BEGIN Reading text

Malware, Adware in This Week’s Dangerous Android Apps
Bad Android apps can take many forms. Whether they are out to steal data, sign you up for premium rate SMS services, or pushing dodgy and malicious links via advertiser networks, users need to beware. SecurityWatch is partnering with a handful of security companies who monitor apps on Google Play and third-party marketplaces to identify malicious apps you should avoid.
If you happen to already have it, immediately remove the apps from your Android device and check your bill for unexplained charges.
Theoretically, malware can target any mobile platform. There are Zeus-in-the-mobile variants targeting BlackBerry devices, Java exploits targeting Symbian phones, and the occasional proof-of-concept going after iOS devices. But for the most part, when anyone talks about dangerous mobile apps, they mean Android apps.
For this week’s list (Memorial Day edition) we have three apps Appthority found on third-party Websites and a bonus app BitDefender flagged on Google Play for using aggressive ad networks.
 Fake Google Play Installer
Appthority found Fake Google Play Installer on a third-party Website that had “Google” in its domain name. Part of BadBadPiggies and Android.FakeInstaller malware families, this bad app targets European and Russian users.
When the app is running, it displays a fake progress bar that doesn’t do anything and sends text messages to premium rate numbers in the background. The app sends statistics, such as the mobile device identifiers and the number of premium rate SMS messages it has sent, over to a Google account “Android Cloud to Device Messaging.”
 Zoukmobile Top Music
Zoukomobile Top Music is one of the several fake apps Appthority found on a third-party platform. When the app is running, it displays a list of popular artists, such as David Guetta, along with songs that users can listen to. The app uses the SMS subscription service “Zoukmobile” (a reference to wireless application service and SMS subscription provider in Malaysia) to charge users around $4 a week for streaming music.

END Reading text
BEGIN Source data

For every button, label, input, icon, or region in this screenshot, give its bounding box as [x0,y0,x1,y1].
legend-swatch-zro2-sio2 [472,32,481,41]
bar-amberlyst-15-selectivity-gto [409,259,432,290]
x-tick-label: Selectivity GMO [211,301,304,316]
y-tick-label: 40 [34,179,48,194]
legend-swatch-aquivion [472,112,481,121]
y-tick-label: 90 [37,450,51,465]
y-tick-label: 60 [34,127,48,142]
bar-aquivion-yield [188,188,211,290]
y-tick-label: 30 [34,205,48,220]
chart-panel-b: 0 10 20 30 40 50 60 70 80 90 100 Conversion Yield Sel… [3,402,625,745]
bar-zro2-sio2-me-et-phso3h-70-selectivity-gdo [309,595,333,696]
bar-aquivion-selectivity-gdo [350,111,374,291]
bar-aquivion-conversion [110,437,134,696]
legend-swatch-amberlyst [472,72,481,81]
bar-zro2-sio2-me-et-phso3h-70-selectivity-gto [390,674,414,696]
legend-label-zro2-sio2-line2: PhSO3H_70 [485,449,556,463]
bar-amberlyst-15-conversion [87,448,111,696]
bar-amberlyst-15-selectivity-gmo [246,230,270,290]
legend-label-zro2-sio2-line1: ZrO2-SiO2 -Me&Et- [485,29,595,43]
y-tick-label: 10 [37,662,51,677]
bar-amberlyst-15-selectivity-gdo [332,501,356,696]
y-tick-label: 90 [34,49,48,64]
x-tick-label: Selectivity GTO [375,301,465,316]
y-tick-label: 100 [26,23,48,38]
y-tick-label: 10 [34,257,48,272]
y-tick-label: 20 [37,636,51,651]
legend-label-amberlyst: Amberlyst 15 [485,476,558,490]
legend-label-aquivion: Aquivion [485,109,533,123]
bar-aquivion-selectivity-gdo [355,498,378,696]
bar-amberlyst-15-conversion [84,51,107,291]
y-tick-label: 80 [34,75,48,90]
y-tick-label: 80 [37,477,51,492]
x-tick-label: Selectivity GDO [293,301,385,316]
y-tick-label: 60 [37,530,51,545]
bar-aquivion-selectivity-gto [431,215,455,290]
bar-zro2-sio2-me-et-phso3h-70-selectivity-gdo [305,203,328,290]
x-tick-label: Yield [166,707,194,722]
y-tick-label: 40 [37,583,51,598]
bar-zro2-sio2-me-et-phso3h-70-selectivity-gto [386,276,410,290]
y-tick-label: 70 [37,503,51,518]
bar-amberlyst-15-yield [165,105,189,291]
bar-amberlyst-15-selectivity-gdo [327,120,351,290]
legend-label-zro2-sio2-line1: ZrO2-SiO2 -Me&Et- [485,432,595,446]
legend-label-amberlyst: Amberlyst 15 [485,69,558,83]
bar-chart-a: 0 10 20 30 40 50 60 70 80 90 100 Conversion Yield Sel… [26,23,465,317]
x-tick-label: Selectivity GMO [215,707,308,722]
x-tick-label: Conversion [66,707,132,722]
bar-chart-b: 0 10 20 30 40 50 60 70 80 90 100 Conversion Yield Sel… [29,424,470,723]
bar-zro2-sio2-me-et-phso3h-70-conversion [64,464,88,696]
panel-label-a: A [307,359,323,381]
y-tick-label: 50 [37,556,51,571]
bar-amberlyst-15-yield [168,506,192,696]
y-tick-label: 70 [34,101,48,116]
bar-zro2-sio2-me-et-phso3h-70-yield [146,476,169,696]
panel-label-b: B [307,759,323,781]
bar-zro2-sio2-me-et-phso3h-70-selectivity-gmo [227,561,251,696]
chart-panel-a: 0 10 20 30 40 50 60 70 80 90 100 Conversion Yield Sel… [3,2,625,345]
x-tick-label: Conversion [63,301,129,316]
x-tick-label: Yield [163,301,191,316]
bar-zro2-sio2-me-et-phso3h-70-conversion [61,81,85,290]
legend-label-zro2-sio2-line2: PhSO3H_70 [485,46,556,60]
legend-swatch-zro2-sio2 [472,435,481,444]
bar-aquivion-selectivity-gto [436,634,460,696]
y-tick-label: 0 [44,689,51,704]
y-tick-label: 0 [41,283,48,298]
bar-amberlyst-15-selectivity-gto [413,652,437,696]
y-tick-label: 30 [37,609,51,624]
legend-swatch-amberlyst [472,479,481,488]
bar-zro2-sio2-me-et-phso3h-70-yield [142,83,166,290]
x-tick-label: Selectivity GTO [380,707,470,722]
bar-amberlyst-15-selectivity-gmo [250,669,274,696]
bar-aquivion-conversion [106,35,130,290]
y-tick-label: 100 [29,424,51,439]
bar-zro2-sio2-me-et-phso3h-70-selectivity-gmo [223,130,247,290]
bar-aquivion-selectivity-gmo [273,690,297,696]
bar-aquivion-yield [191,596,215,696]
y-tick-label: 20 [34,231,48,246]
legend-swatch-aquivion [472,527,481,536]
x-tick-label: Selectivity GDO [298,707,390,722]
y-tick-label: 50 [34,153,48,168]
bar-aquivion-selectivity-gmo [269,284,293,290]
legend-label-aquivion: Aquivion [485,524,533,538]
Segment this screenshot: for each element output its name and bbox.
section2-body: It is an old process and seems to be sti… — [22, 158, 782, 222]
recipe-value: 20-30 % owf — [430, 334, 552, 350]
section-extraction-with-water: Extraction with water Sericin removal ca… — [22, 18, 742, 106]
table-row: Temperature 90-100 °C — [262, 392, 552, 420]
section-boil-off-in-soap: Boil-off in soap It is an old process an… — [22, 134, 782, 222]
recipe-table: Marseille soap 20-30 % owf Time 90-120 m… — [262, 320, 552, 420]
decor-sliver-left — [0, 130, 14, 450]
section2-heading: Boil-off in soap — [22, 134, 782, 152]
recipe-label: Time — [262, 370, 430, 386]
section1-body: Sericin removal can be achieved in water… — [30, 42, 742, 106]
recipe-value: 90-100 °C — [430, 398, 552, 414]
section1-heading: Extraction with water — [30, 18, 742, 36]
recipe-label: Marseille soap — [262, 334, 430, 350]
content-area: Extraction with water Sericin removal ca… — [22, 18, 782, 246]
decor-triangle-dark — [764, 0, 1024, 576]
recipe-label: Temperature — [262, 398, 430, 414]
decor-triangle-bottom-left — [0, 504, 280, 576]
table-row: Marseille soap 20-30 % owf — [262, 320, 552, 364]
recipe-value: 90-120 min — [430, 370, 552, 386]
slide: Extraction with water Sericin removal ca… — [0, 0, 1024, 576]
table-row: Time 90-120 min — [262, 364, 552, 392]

END Source data

* **Activity**: Extend the article on dangerous Android apps above, picking up after its last sentence.

* **Answer section**:
The app actually has a terms of service agreement where it explains that users will be charged a fee for the streaming service. “The app is using commercial music that likely was downloaded illegally and charging an absurd amount, giving it a malware rating from us,” Appthority said.
 Fake Tank
Appthroity found Android.OpFake malware inside Fake Tank, which was distributed through another Website. When the app runs, the user sees a form pointing to another Website that Website informs you—via a terms of service page—that you are being signed up for a premium SMS subscription service while the app is sending messages.
 Fart Sounds Machine Version 2.2|10
BitDefender found Fart Sounds Machine, version 2.2 on Google Play. The app has a four star rating and has been downloaded between 500,000 to a million times. This app uploads the device’s unique id to static.leadbolt.net and AirPush—an aggressive ad network. The app also uploads your phone number, location, and email address to AirPush. AirPush is known for displaying ads in the notification area and advertisement icons on the user’s Home screen.